_What this task involves_
Your task is to copy every line of the entries that contains "rank".

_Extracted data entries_
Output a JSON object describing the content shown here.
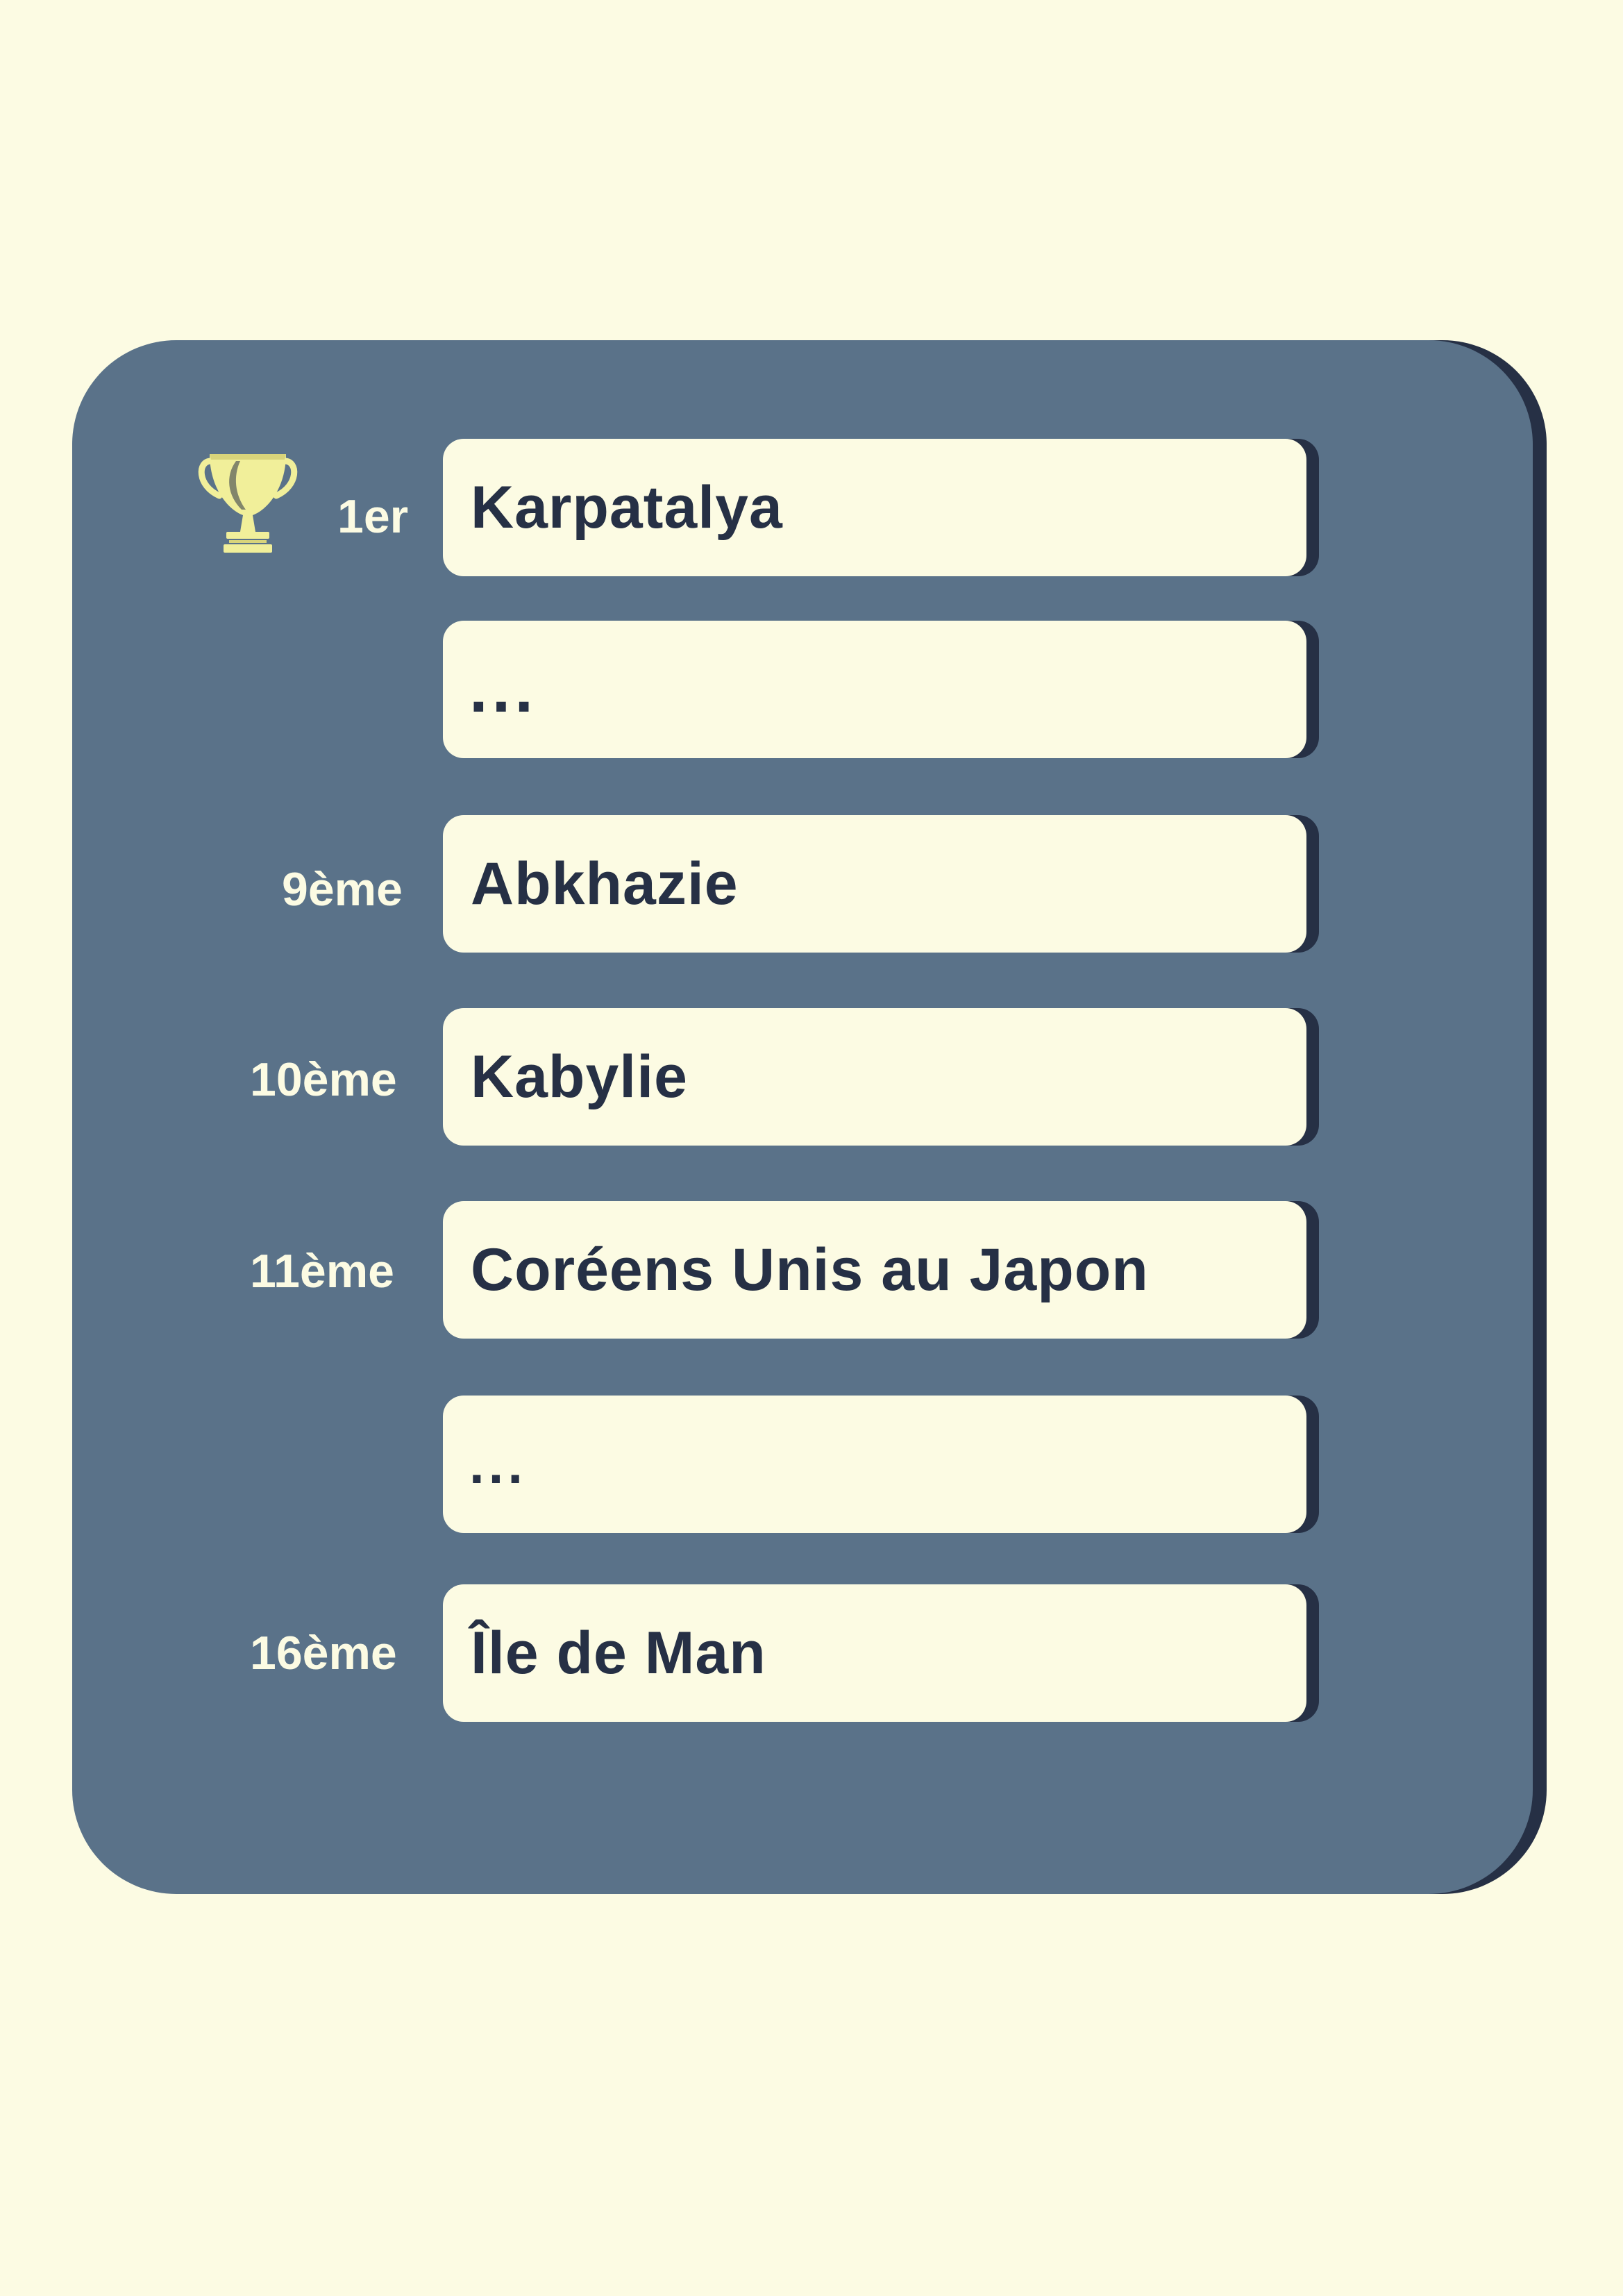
{
  "colors": {
    "page_background": "#fcfbe3",
    "panel": "#5a7289",
    "panel_shadow": "#263045",
    "row_background": "#fcfbe3",
    "text_dark": "#263045",
    "trophy": "#f1ef9a"
  },
  "icons": {
    "trophy": "trophy-icon"
  },
  "rows": [
    {
      "rank": "1er",
      "name": "Karpatalya"
    },
    {
      "rank": "",
      "name": "..."
    },
    {
      "rank": "9ème",
      "name": "Abkhazie"
    },
    {
      "rank": "10ème",
      "name": "Kabylie"
    },
    {
      "rank": "11ème",
      "name": "Coréens Unis au Japon"
    },
    {
      "rank": "",
      "name": "..."
    },
    {
      "rank": "16ème",
      "name": "Île de Man"
    }
  ]
}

_Response for this exercise_
      "rank": "1er",
      "rank": "",
      "rank": "9ème",
      "rank": "10ème",
      "rank": "11ème",
      "rank": "",
      "rank": "16ème",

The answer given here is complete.